Stored dataset items:

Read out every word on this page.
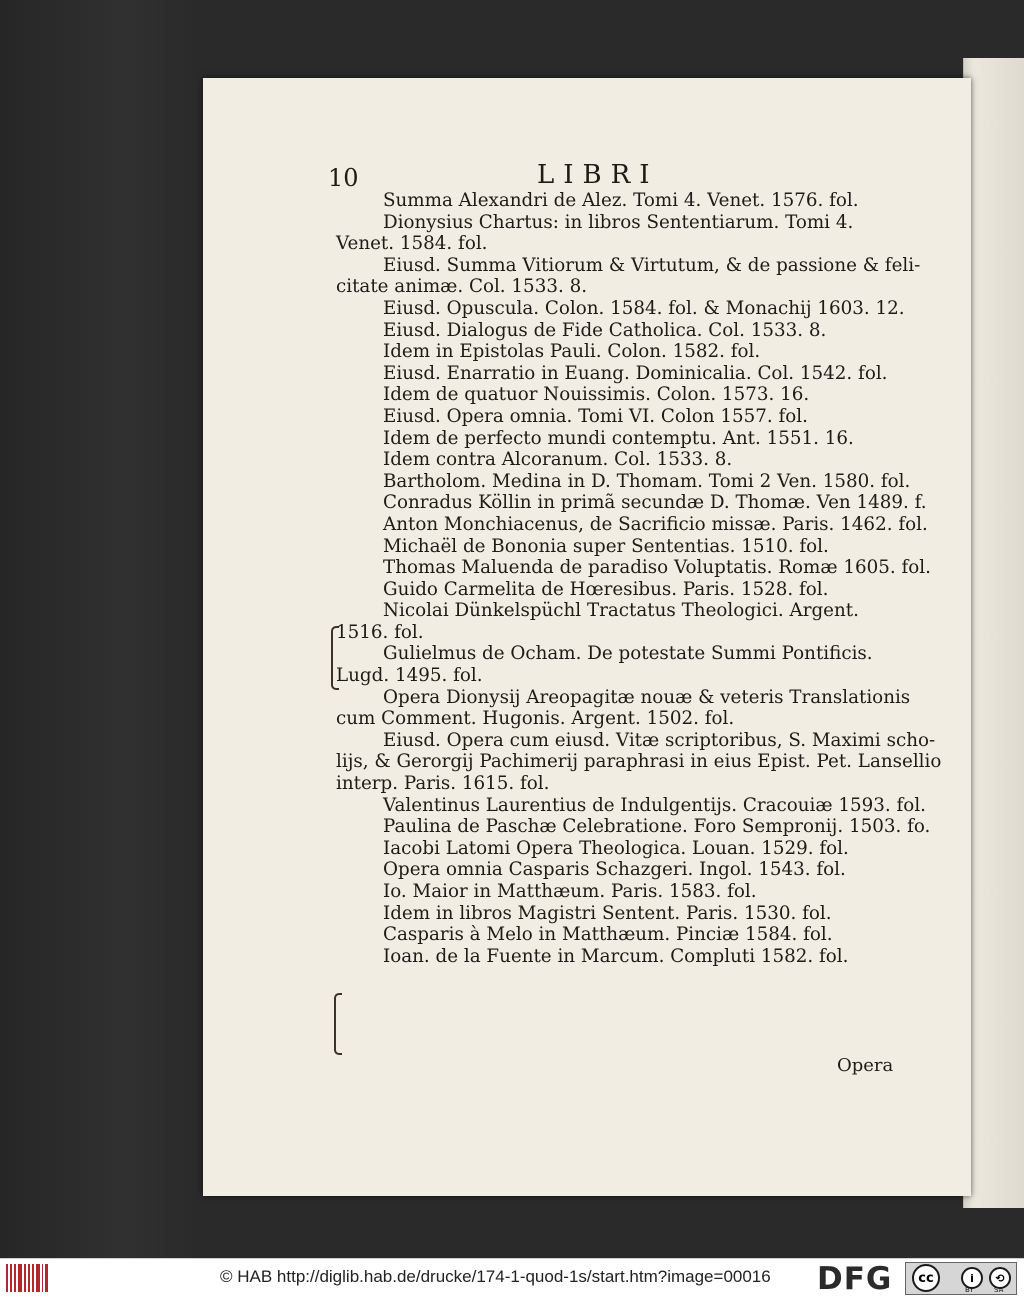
10	LIBRI
Summa Alexandri de Alez. Tomi 4. Venet. 1576. fol.
Dionysius Chartus: in libros Sententiarum. Tomi 4.
Venet. 1584. fol.
Eiusd. Summa Vitiorum & Virtutum, & de passione & feli-
citate animæ. Col. 1533. 8.
Eiusd. Opuscula. Colon. 1584. fol. & Monachij 1603. 12.
Eiusd. Dialogus de Fide Catholica. Col. 1533. 8.
Idem in Epistolas Pauli. Colon. 1582. fol.
Eiusd. Enarratio in Euang. Dominicalia. Col. 1542. fol.
Idem de quatuor Nouissimis. Colon. 1573. 16.
Eiusd. Opera omnia. Tomi VI. Colon 1557. fol.
Idem de perfecto mundi contemptu. Ant. 1551. 16.
Idem contra Alcoranum. Col. 1533. 8.
Bartholom. Medina in D. Thomam. Tomi 2 Ven. 1580. fol.
Conradus Köllin in primã secundæ D. Thomæ. Ven 1489. f.
Anton Monchiacenus, de Sacrificio missæ. Paris. 1462. fol.
Michaël de Bononia super Sententias. 1510. fol.
Thomas Maluenda de paradiso Voluptatis. Romæ 1605. fol.
Guido Carmelita de Hœresibus. Paris. 1528. fol.
Nicolai Dünkelspüchl Tractatus Theologici. Argent.
1516. fol.
Gulielmus de Ocham. De potestate Summi Pontificis.
Lugd. 1495. fol.
Opera Dionysij Areopagitæ nouæ & veteris Translationis
cum Comment. Hugonis. Argent. 1502. fol.
Eiusd. Opera cum eiusd. Vitæ scriptoribus, S. Maximi scho-
lijs, & Gerorgij Pachimerij paraphrasi in eius Epist. Pet. Lansellio
interp. Paris. 1615. fol.
Valentinus Laurentius de Indulgentijs. Cracouiæ 1593. fol.
Paulina de Paschæ Celebratione. Foro Sempronij. 1503. fo.
Iacobi Latomi Opera Theologica. Louan. 1529. fol.
Opera omnia Casparis Schazgeri. Ingol. 1543. fol.
Io. Maior in Matthæum. Paris. 1583. fol.
Idem in libros Magistri Sentent. Paris. 1530. fol.
Casparis à Melo in Matthæum. Pinciæ 1584. fol.
Ioan. de la Fuente in Marcum. Compluti 1582. fol.
Opera
© HAB http://diglib.hab.de/drucke/174-1-quod-1s/start.htm?image=00016 DFG	cc	i
BY
⟲
SA
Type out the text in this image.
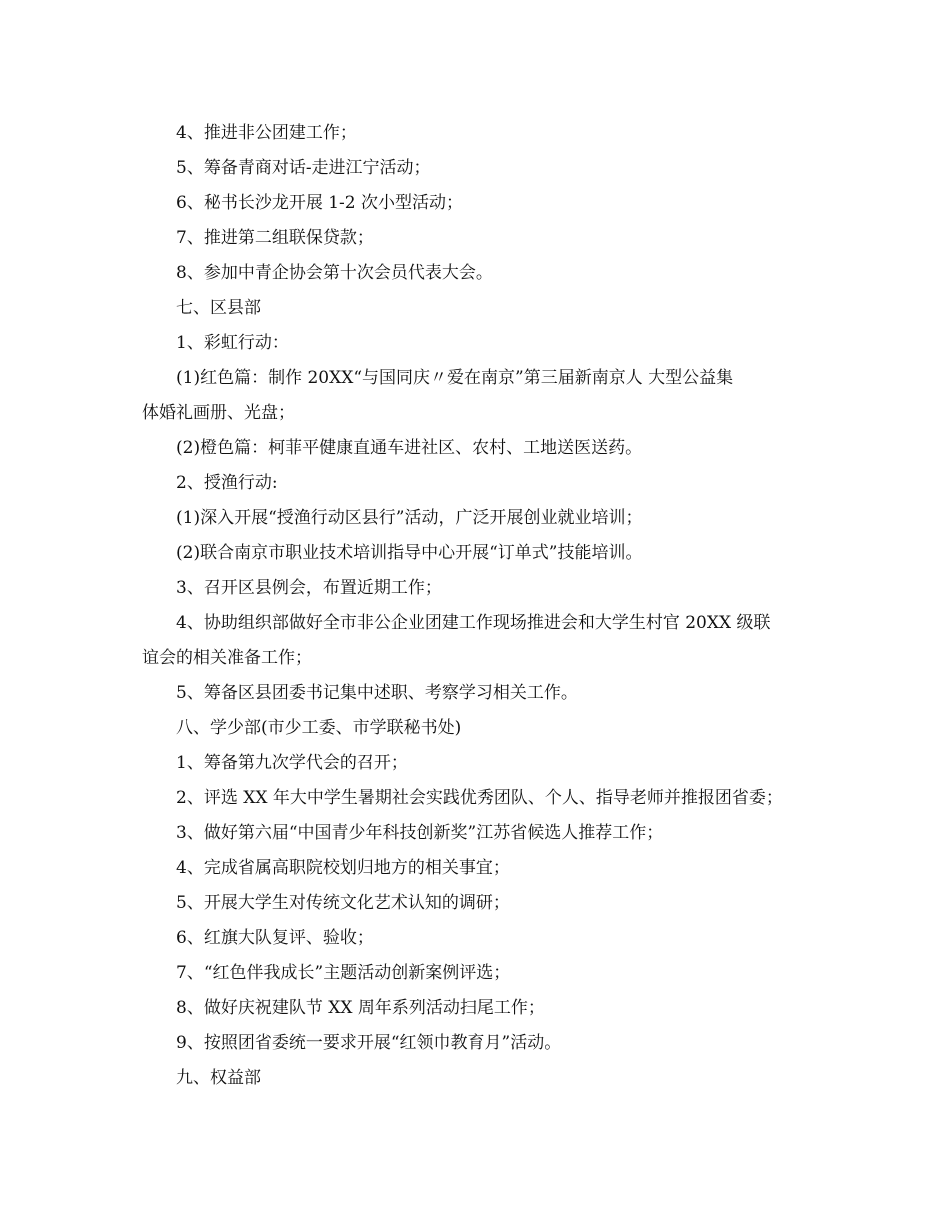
4、推进非公团建工作；
5、筹备青商对话-走进江宁活动；
6、秘书长沙龙开展 1-2 次小型活动；
7、推进第二组联保贷款；
8、参加中青企协会第十次会员代表大会。
七、区县部
1、彩虹行动：
(1)红色篇：制作 20XX“与国同庆〃爱在南京”第三届新南京人 大型公益集
体婚礼画册、光盘；
(2)橙色篇：柯菲平健康直通车进社区、农村、工地送医送药。
2、授渔行动:
(1)深入开展“授渔行动区县行”活动，广泛开展创业就业培训；
(2)联合南京市职业技术培训指导中心开展“订单式”技能培训。
3、召开区县例会，布置近期工作；
4、协助组织部做好全市非公企业团建工作现场推进会和大学生村官 20XX 级联
谊会的相关准备工作；
5、筹备区县团委书记集中述职、考察学习相关工作。
八、学少部(市少工委、市学联秘书处)
1、筹备第九次学代会的召开；
2、评选 XX 年大中学生暑期社会实践优秀团队、个人、指导老师并推报团省委；
3、做好第六届“中国青少年科技创新奖”江苏省候选人推荐工作；
4、完成省属高职院校划归地方的相关事宜；
5、开展大学生对传统文化艺术认知的调研；
6、红旗大队复评、验收；
7、“红色伴我成长”主题活动创新案例评选；
8、做好庆祝建队节 XX 周年系列活动扫尾工作；
9、按照团省委统一要求开展“红领巾教育月”活动。
九、权益部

# Short exercise
Locate the word "Summa" in the records and collect each line it appears in.

# The response
Summa Alexandri de Alez. Tomi 4. Venet. 1576. fol.
Eiusd. Summa Vitiorum & Virtutum, & de passione & feli-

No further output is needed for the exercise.